• DIRECTION: Write out each line that follows exactly as it stands, without the pictures.

• EXTRACTED INFORMATION:
[BEGIN]
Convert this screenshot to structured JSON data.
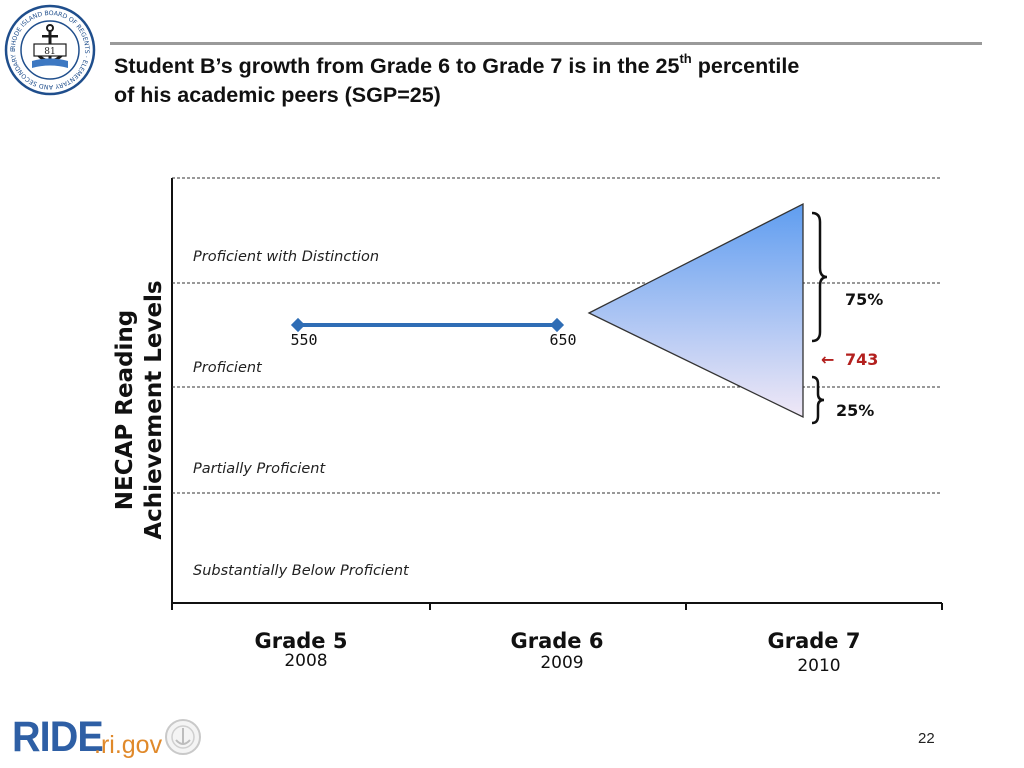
{
  "slide": {
    "title_line1_pre": "Student B’s growth from Grade 6 to Grade 7 is in the 25",
    "title_sup": "th",
    "title_line1_post": " percentile",
    "title_line2": "of his academic peers (SGP=25)",
    "page_number": "22"
  },
  "seal": {
    "ring_text": "RHODE ISLAND BOARD OF REGENTS · ELEMENTARY AND SECONDARY EDUCATION",
    "center_text": "81"
  },
  "footer": {
    "brand": "RIDE",
    "domain": ".ri.gov"
  },
  "chart_data": {
    "type": "line",
    "ylabel_line1": "NECAP Reading",
    "ylabel_line2": "Achievement Levels",
    "categories": [
      "Grade 5",
      "Grade 6",
      "Grade 7"
    ],
    "years": [
      "2008",
      "2009",
      "2010"
    ],
    "bands": [
      "Proficient with Distinction",
      "Proficient",
      "Partially Proficient",
      "Substantially Below Proficient"
    ],
    "series": [
      {
        "points": [
          {
            "x": "Grade 5",
            "y": 550,
            "label": "550"
          },
          {
            "x": "Grade 6",
            "y": 650,
            "label": "650"
          }
        ]
      }
    ],
    "projection": {
      "from": "Grade 6",
      "to": "Grade 7",
      "upper_label": "75%",
      "lower_label": "25%",
      "actual_label": "743",
      "actual_arrow": "←"
    },
    "colors": {
      "series": "#2f6db5",
      "cone_top": "#5f9df0",
      "cone_bottom": "#f0e8f6",
      "actual": "#b3201e",
      "ride_blue": "#2e5fa5",
      "ride_orange": "#e0892a"
    }
  }
}
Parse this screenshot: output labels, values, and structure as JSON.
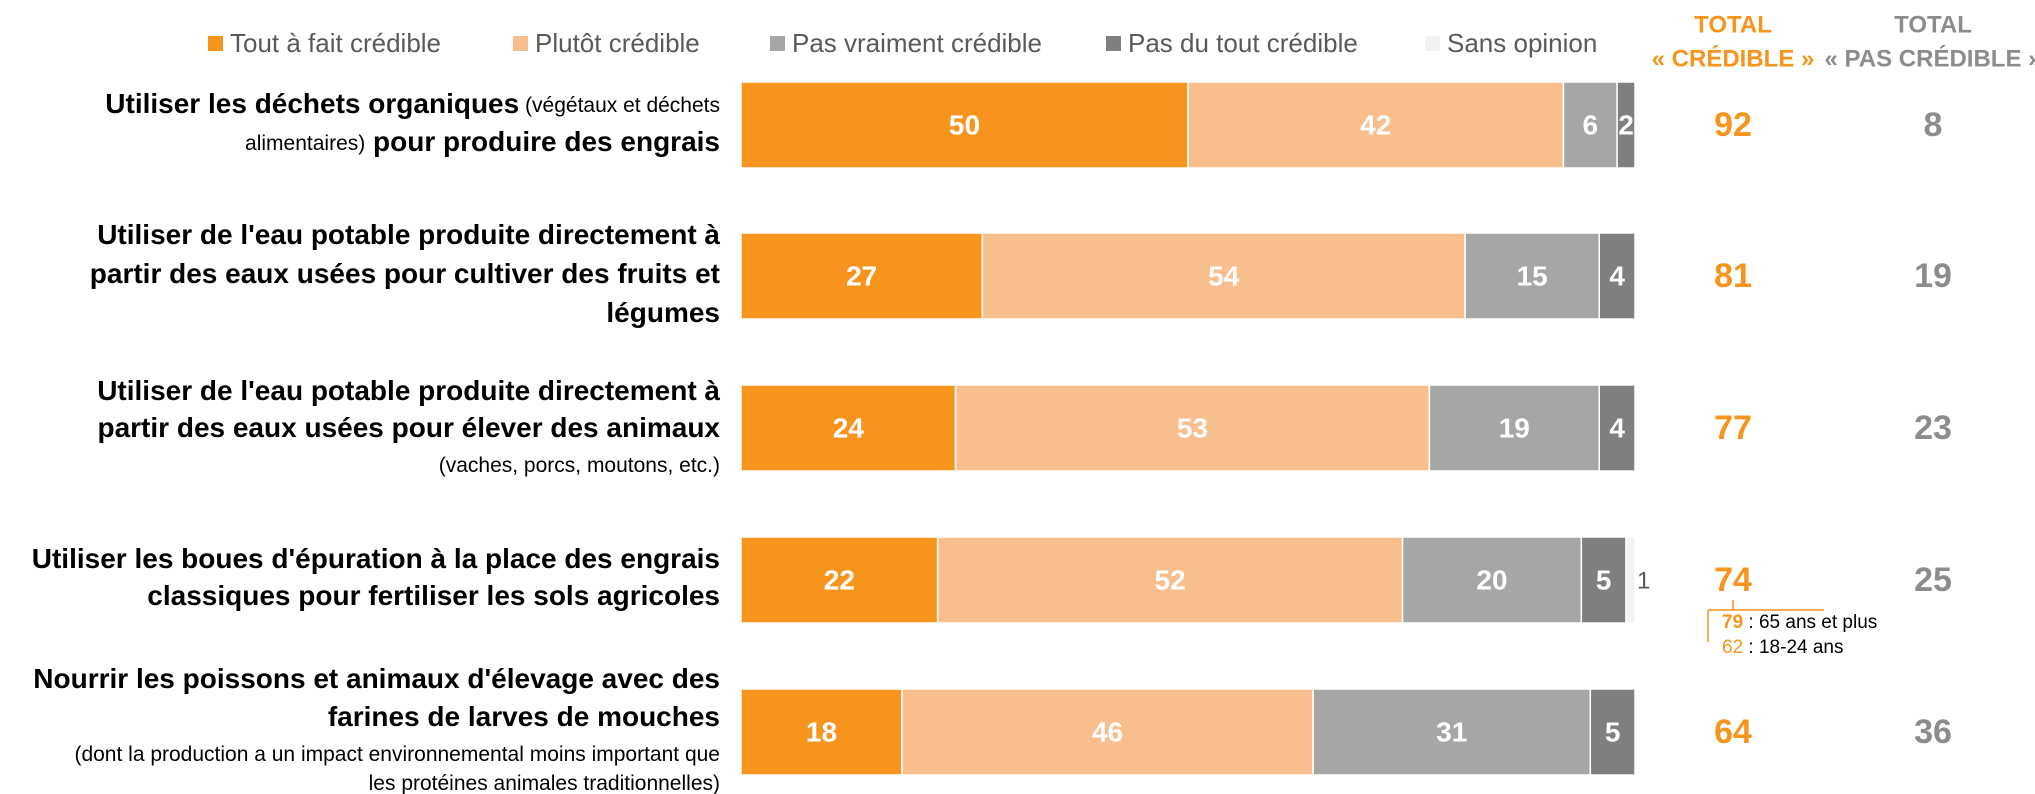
{
  "chart_data": {
    "type": "stacked-bar-horizontal",
    "xlim": [
      0,
      100
    ],
    "categories": [
      [
        [
          {
            "text": "Utiliser les déchets organiques",
            "bold": true
          },
          {
            "text": " (végétaux et déchets",
            "bold": false
          }
        ],
        [
          {
            "text": "alimentaires)",
            "bold": false
          },
          {
            "text": " pour produire des engrais",
            "bold": true
          }
        ]
      ],
      [
        [
          {
            "text": "Utiliser de l'eau potable produite directement à",
            "bold": true
          }
        ],
        [
          {
            "text": "partir des eaux usées pour cultiver des fruits et",
            "bold": true
          }
        ],
        [
          {
            "text": "légumes",
            "bold": true
          }
        ]
      ],
      [
        [
          {
            "text": "Utiliser de l'eau potable produite directement à",
            "bold": true
          }
        ],
        [
          {
            "text": "partir des eaux usées pour élever des animaux",
            "bold": true
          }
        ],
        [
          {
            "text": "(vaches, porcs, moutons, etc.)",
            "bold": false
          }
        ]
      ],
      [
        [
          {
            "text": "Utiliser les boues d'épuration à la place des engrais",
            "bold": true
          }
        ],
        [
          {
            "text": "classiques pour fertiliser les sols agricoles",
            "bold": true
          }
        ]
      ],
      [
        [
          {
            "text": "Nourrir les poissons et animaux d'élevage avec des",
            "bold": true
          }
        ],
        [
          {
            "text": "farines de larves de mouches",
            "bold": true
          }
        ],
        [
          {
            "text": "(dont la production a un impact environnemental moins important que",
            "bold": false
          }
        ],
        [
          {
            "text": "les protéines animales traditionnelles)",
            "bold": false
          }
        ]
      ]
    ],
    "series": [
      {
        "name": "Tout à fait crédible",
        "color": "#F7941D",
        "label_color": "#ffffff",
        "values": [
          50,
          27,
          24,
          22,
          18
        ]
      },
      {
        "name": "Plutôt crédible",
        "color": "#F9BE8E",
        "label_color": "#ffffff",
        "values": [
          42,
          54,
          53,
          52,
          46
        ]
      },
      {
        "name": "Pas vraiment crédible",
        "color": "#A6A6A6",
        "label_color": "#ffffff",
        "values": [
          6,
          15,
          19,
          20,
          31
        ]
      },
      {
        "name": "Pas du tout crédible",
        "color": "#7F7F7F",
        "label_color": "#ffffff",
        "values": [
          2,
          4,
          4,
          5,
          5
        ]
      },
      {
        "name": "Sans opinion",
        "color": "#F2F2F2",
        "label_color": "#595959",
        "label_outside": true,
        "values": [
          0,
          0,
          0,
          1,
          0
        ]
      }
    ],
    "totals": [
      {
        "header": [
          "TOTAL",
          "« CRÉDIBLE »"
        ],
        "color": "#F7941D",
        "values": [
          92,
          81,
          77,
          74,
          64
        ]
      },
      {
        "header": [
          "TOTAL",
          "« PAS CRÉDIBLE »"
        ],
        "color": "#8C8C8C",
        "values": [
          8,
          19,
          23,
          25,
          36
        ]
      }
    ],
    "annotation": {
      "row": 3,
      "items": [
        {
          "value": 79,
          "text": " : 65 ans et plus"
        },
        {
          "value": 62,
          "text": " : 18-24 ans"
        }
      ]
    }
  }
}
[END]
• RESPONSE TO THIS TASK:
Convert this screenshot to structured JSON data.
{
  "slide": {
    "title_line1_pre": "Student B’s growth from Grade 6 to Grade 7 is in the 25",
    "title_sup": "th",
    "title_line1_post": " percentile",
    "title_line2": "of his academic peers (SGP=25)",
    "page_number": "22"
  },
  "seal": {
    "ring_text": "RHODE ISLAND BOARD OF REGENTS · ELEMENTARY AND SECONDARY EDUCATION",
    "center_text": "81"
  },
  "footer": {
    "brand": "RIDE",
    "domain": ".ri.gov"
  },
  "chart_data": {
    "type": "line",
    "ylabel_line1": "NECAP Reading",
    "ylabel_line2": "Achievement Levels",
    "categories": [
      "Grade 5",
      "Grade 6",
      "Grade 7"
    ],
    "years": [
      "2008",
      "2009",
      "2010"
    ],
    "bands": [
      "Proficient with Distinction",
      "Proficient",
      "Partially Proficient",
      "Substantially Below Proficient"
    ],
    "series": [
      {
        "points": [
          {
            "x": "Grade 5",
            "y": 550,
            "label": "550"
          },
          {
            "x": "Grade 6",
            "y": 650,
            "label": "650"
          }
        ]
      }
    ],
    "projection": {
      "from": "Grade 6",
      "to": "Grade 7",
      "upper_label": "75%",
      "lower_label": "25%",
      "actual_label": "743",
      "actual_arrow": "←"
    },
    "colors": {
      "series": "#2f6db5",
      "cone_top": "#5f9df0",
      "cone_bottom": "#f0e8f6",
      "actual": "#b3201e",
      "ride_blue": "#2e5fa5",
      "ride_orange": "#e0892a"
    }
  }
}
Parse this screenshot: output labels, values, and structure as JSON.
{
  "chart_data": {
    "type": "stacked-bar-horizontal",
    "xlim": [
      0,
      100
    ],
    "categories": [
      [
        [
          {
            "text": "Utiliser les déchets organiques",
            "bold": true
          },
          {
            "text": " (végétaux et déchets",
            "bold": false
          }
        ],
        [
          {
            "text": "alimentaires)",
            "bold": false
          },
          {
            "text": " pour produire des engrais",
            "bold": true
          }
        ]
      ],
      [
        [
          {
            "text": "Utiliser de l'eau potable produite directement à",
            "bold": true
          }
        ],
        [
          {
            "text": "partir des eaux usées pour cultiver des fruits et",
            "bold": true
          }
        ],
        [
          {
            "text": "légumes",
            "bold": true
          }
        ]
      ],
      [
        [
          {
            "text": "Utiliser de l'eau potable produite directement à",
            "bold": true
          }
        ],
        [
          {
            "text": "partir des eaux usées pour élever des animaux",
            "bold": true
          }
        ],
        [
          {
            "text": "(vaches, porcs, moutons, etc.)",
            "bold": false
          }
        ]
      ],
      [
        [
          {
            "text": "Utiliser les boues d'épuration à la place des engrais",
            "bold": true
          }
        ],
        [
          {
            "text": "classiques pour fertiliser les sols agricoles",
            "bold": true
          }
        ]
      ],
      [
        [
          {
            "text": "Nourrir les poissons et animaux d'élevage avec des",
            "bold": true
          }
        ],
        [
          {
            "text": "farines de larves de mouches",
            "bold": true
          }
        ],
        [
          {
            "text": "(dont la production a un impact environnemental moins important que",
            "bold": false
          }
        ],
        [
          {
            "text": "les protéines animales traditionnelles)",
            "bold": false
          }
        ]
      ]
    ],
    "series": [
      {
        "name": "Tout à fait crédible",
        "color": "#F7941D",
        "label_color": "#ffffff",
        "values": [
          50,
          27,
          24,
          22,
          18
        ]
      },
      {
        "name": "Plutôt crédible",
        "color": "#F9BE8E",
        "label_color": "#ffffff",
        "values": [
          42,
          54,
          53,
          52,
          46
        ]
      },
      {
        "name": "Pas vraiment crédible",
        "color": "#A6A6A6",
        "label_color": "#ffffff",
        "values": [
          6,
          15,
          19,
          20,
          31
        ]
      },
      {
        "name": "Pas du tout crédible",
        "color": "#7F7F7F",
        "label_color": "#ffffff",
        "values": [
          2,
          4,
          4,
          5,
          5
        ]
      },
      {
        "name": "Sans opinion",
        "color": "#F2F2F2",
        "label_color": "#595959",
        "label_outside": true,
        "values": [
          0,
          0,
          0,
          1,
          0
        ]
      }
    ],
    "totals": [
      {
        "header": [
          "TOTAL",
          "« CRÉDIBLE »"
        ],
        "color": "#F7941D",
        "values": [
          92,
          81,
          77,
          74,
          64
        ]
      },
      {
        "header": [
          "TOTAL",
          "« PAS CRÉDIBLE »"
        ],
        "color": "#8C8C8C",
        "values": [
          8,
          19,
          23,
          25,
          36
        ]
      }
    ],
    "annotation": {
      "row": 3,
      "items": [
        {
          "value": 79,
          "text": " : 65 ans et plus"
        },
        {
          "value": 62,
          "text": " : 18-24 ans"
        }
      ]
    }
  }
}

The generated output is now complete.